- [Task to carry out]: Render every item below as a Markdown table with the columns Row and Entry, giving each nonblank line its row number and its text, and leave out any blank lines.

- [Given entries]:
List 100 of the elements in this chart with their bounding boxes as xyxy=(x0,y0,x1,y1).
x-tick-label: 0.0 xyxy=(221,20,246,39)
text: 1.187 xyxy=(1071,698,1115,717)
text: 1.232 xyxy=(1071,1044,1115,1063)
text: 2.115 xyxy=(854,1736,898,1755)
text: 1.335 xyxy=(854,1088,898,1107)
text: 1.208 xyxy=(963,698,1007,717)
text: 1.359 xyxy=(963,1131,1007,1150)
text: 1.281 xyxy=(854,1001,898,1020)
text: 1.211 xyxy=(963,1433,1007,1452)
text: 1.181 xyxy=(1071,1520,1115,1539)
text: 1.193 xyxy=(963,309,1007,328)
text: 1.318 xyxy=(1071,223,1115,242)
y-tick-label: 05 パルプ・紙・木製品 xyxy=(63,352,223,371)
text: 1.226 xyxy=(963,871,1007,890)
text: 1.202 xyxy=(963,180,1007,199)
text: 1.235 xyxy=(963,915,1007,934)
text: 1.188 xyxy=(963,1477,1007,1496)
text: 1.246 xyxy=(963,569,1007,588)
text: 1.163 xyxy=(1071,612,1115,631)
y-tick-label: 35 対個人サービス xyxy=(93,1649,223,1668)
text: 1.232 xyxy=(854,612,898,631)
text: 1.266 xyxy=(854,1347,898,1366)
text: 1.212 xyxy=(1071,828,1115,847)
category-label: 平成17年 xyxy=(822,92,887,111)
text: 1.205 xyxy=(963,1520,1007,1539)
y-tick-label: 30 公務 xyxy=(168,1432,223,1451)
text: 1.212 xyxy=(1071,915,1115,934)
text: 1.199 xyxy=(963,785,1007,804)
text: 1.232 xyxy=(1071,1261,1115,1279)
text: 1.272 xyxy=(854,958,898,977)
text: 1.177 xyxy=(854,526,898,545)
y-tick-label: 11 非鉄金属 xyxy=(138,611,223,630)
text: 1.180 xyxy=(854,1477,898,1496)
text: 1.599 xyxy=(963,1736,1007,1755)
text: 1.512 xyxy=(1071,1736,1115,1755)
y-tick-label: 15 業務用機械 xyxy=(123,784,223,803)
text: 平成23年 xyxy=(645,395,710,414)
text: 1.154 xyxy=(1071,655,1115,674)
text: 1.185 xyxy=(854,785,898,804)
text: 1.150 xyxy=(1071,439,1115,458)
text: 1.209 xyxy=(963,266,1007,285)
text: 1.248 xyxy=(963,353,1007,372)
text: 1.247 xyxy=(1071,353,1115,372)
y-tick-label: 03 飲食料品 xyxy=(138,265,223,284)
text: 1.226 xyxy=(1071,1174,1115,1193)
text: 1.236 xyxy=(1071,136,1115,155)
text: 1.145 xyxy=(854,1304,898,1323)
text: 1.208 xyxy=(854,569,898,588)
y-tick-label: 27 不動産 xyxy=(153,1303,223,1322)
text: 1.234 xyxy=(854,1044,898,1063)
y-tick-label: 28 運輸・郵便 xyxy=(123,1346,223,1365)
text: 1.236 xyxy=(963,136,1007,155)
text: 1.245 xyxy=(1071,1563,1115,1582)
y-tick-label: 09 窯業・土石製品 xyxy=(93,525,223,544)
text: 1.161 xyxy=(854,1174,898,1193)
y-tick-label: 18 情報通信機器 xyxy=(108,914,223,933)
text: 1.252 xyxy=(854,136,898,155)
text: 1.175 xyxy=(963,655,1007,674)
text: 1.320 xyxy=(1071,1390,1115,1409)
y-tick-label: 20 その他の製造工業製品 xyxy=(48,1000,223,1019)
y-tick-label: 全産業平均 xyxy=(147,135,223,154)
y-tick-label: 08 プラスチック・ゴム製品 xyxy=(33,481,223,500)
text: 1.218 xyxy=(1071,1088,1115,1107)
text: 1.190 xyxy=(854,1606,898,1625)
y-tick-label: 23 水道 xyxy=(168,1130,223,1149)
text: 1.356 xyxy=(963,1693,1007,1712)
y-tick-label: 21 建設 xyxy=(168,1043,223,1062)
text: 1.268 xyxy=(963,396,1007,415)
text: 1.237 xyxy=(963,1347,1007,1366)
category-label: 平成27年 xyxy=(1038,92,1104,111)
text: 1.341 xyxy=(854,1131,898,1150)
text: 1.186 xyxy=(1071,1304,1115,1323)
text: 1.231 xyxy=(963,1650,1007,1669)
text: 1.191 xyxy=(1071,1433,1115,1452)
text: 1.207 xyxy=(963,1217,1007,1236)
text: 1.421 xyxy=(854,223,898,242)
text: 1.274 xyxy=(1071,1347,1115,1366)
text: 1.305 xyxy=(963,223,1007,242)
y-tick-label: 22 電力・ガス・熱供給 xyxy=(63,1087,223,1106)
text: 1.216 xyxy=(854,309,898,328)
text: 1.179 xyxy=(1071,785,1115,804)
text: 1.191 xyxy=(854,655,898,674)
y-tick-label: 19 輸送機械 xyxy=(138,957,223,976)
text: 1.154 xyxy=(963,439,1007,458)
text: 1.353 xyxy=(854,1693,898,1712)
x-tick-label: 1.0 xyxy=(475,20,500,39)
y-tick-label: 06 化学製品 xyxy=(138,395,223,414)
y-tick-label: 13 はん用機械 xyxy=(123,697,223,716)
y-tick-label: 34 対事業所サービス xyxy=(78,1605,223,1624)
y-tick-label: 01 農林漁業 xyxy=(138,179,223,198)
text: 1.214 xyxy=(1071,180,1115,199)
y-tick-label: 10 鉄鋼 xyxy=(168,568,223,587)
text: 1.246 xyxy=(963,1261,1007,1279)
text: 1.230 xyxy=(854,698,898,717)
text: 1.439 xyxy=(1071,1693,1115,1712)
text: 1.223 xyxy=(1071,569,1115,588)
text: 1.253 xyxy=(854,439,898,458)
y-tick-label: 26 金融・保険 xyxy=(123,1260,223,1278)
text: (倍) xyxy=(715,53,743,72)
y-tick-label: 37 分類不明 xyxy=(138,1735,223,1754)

- [Exercise response]:
| Row | Entry |
|---|---|
| 1 | List 100 of the elements in this chart with their bounding boxes as xyxy=(x0,y0,x1,y1). |
| 2 | x-tick-label: 0.0 xyxy=(221,20,246,39) |
| 3 | text: 1.187 xyxy=(1071,698,1115,717) |
| 4 | text: 1.232 xyxy=(1071,1044,1115,1063) |
| 5 | text: 2.115 xyxy=(854,1736,898,1755) |
| 6 | text: 1.335 xyxy=(854,1088,898,1107) |
| 7 | text: 1.208 xyxy=(963,698,1007,717) |
| 8 | text: 1.359 xyxy=(963,1131,1007,1150) |
| 9 | text: 1.281 xyxy=(854,1001,898,1020) |
| 10 | text: 1.211 xyxy=(963,1433,1007,1452) |
| 11 | text: 1.181 xyxy=(1071,1520,1115,1539) |
| 12 | text: 1.193 xyxy=(963,309,1007,328) |
| 13 | text: 1.318 xyxy=(1071,223,1115,242) |
| 14 | y-tick-label: 05 パルプ・紙・木製品 xyxy=(63,352,223,371) |
| 15 | text: 1.226 xyxy=(963,871,1007,890) |
| 16 | text: 1.202 xyxy=(963,180,1007,199) |
| 17 | text: 1.235 xyxy=(963,915,1007,934) |
| 18 | text: 1.188 xyxy=(963,1477,1007,1496) |
| 19 | text: 1.246 xyxy=(963,569,1007,588) |
| 20 | text: 1.163 xyxy=(1071,612,1115,631) |
| 21 | y-tick-label: 35 対個人サービス xyxy=(93,1649,223,1668) |
| 22 | text: 1.232 xyxy=(854,612,898,631) |
| 23 | text: 1.266 xyxy=(854,1347,898,1366) |
| 24 | text: 1.212 xyxy=(1071,828,1115,847) |
| 25 | category-label: 平成17年 xyxy=(822,92,887,111) |
| 26 | text: 1.205 xyxy=(963,1520,1007,1539) |
| 27 | y-tick-label: 30 公務 xyxy=(168,1432,223,1451) |
| 28 | text: 1.212 xyxy=(1071,915,1115,934) |
| 29 | text: 1.199 xyxy=(963,785,1007,804) |
| 30 | text: 1.232 xyxy=(1071,1261,1115,1279) |
| 31 | text: 1.272 xyxy=(854,958,898,977) |
| 32 | text: 1.177 xyxy=(854,526,898,545) |
| 33 | y-tick-label: 11 非鉄金属 xyxy=(138,611,223,630) |
| 34 | text: 1.180 xyxy=(854,1477,898,1496) |
| 35 | text: 1.599 xyxy=(963,1736,1007,1755) |
| 36 | text: 1.512 xyxy=(1071,1736,1115,1755) |
| 37 | y-tick-label: 15 業務用機械 xyxy=(123,784,223,803) |
| 38 | text: 平成23年 xyxy=(645,395,710,414) |
| 39 | text: 1.154 xyxy=(1071,655,1115,674) |
| 40 | text: 1.185 xyxy=(854,785,898,804) |
| 41 | text: 1.150 xyxy=(1071,439,1115,458) |
| 42 | text: 1.209 xyxy=(963,266,1007,285) |
| 43 | text: 1.248 xyxy=(963,353,1007,372) |
| 44 | text: 1.247 xyxy=(1071,353,1115,372) |
| 45 | y-tick-label: 03 飲食料品 xyxy=(138,265,223,284) |
| 46 | text: 1.226 xyxy=(1071,1174,1115,1193) |
| 47 | text: 1.236 xyxy=(1071,136,1115,155) |
| 48 | text: 1.145 xyxy=(854,1304,898,1323) |
| 49 | text: 1.208 xyxy=(854,569,898,588) |
| 50 | y-tick-label: 27 不動産 xyxy=(153,1303,223,1322) |
| 51 | text: 1.234 xyxy=(854,1044,898,1063) |
| 52 | y-tick-label: 28 運輸・郵便 xyxy=(123,1346,223,1365) |
| 53 | text: 1.236 xyxy=(963,136,1007,155) |
| 54 | text: 1.245 xyxy=(1071,1563,1115,1582) |
| 55 | y-tick-label: 09 窯業・土石製品 xyxy=(93,525,223,544) |
| 56 | text: 1.161 xyxy=(854,1174,898,1193) |
| 57 | y-tick-label: 18 情報通信機器 xyxy=(108,914,223,933) |
| 58 | text: 1.252 xyxy=(854,136,898,155) |
| 59 | text: 1.175 xyxy=(963,655,1007,674) |
| 60 | text: 1.320 xyxy=(1071,1390,1115,1409) |
| 61 | y-tick-label: 20 その他の製造工業製品 xyxy=(48,1000,223,1019) |
| 62 | y-tick-label: 全産業平均 xyxy=(147,135,223,154) |
| 63 | y-tick-label: 08 プラスチック・ゴム製品 xyxy=(33,481,223,500) |
| 64 | text: 1.218 xyxy=(1071,1088,1115,1107) |
| 65 | text: 1.190 xyxy=(854,1606,898,1625) |
| 66 | y-tick-label: 23 水道 xyxy=(168,1130,223,1149) |
| 67 | text: 1.356 xyxy=(963,1693,1007,1712) |
| 68 | y-tick-label: 21 建設 xyxy=(168,1043,223,1062) |
| 69 | text: 1.268 xyxy=(963,396,1007,415) |
| 70 | text: 1.237 xyxy=(963,1347,1007,1366) |
| 71 | category-label: 平成27年 xyxy=(1038,92,1104,111) |
| 72 | text: 1.341 xyxy=(854,1131,898,1150) |
| 73 | text: 1.186 xyxy=(1071,1304,1115,1323) |
| 74 | text: 1.231 xyxy=(963,1650,1007,1669) |
| 75 | text: 1.191 xyxy=(1071,1433,1115,1452) |
| 76 | text: 1.207 xyxy=(963,1217,1007,1236) |
| 77 | text: 1.421 xyxy=(854,223,898,242) |
| 78 | text: 1.274 xyxy=(1071,1347,1115,1366) |
| 79 | text: 1.305 xyxy=(963,223,1007,242) |
| 80 | y-tick-label: 22 電力・ガス・熱供給 xyxy=(63,1087,223,1106) |
| 81 | text: 1.216 xyxy=(854,309,898,328) |
| 82 | text: 1.179 xyxy=(1071,785,1115,804) |
| 83 | text: 1.191 xyxy=(854,655,898,674) |
| 84 | y-tick-label: 19 輸送機械 xyxy=(138,957,223,976) |
| 85 | text: 1.154 xyxy=(963,439,1007,458) |
| 86 | text: 1.353 xyxy=(854,1693,898,1712) |
| 87 | x-tick-label: 1.0 xyxy=(475,20,500,39) |
| 88 | y-tick-label: 06 化学製品 xyxy=(138,395,223,414) |
| 89 | y-tick-label: 13 はん用機械 xyxy=(123,697,223,716) |
| 90 | y-tick-label: 34 対事業所サービス xyxy=(78,1605,223,1624) |
| 91 | y-tick-label: 01 農林漁業 xyxy=(138,179,223,198) |
| 92 | text: 1.214 xyxy=(1071,180,1115,199) |
| 93 | y-tick-label: 10 鉄鋼 xyxy=(168,568,223,587) |
| 94 | text: 1.246 xyxy=(963,1261,1007,1279) |
| 95 | text: 1.230 xyxy=(854,698,898,717) |
| 96 | text: 1.439 xyxy=(1071,1693,1115,1712) |
| 97 | text: 1.223 xyxy=(1071,569,1115,588) |
| 98 | text: 1.253 xyxy=(854,439,898,458) |
| 99 | y-tick-label: 26 金融・保険 xyxy=(123,1260,223,1278) |
| 100 | text: (倍) xyxy=(715,53,743,72) |
| 101 | y-tick-label: 37 分類不明 xyxy=(138,1735,223,1754) |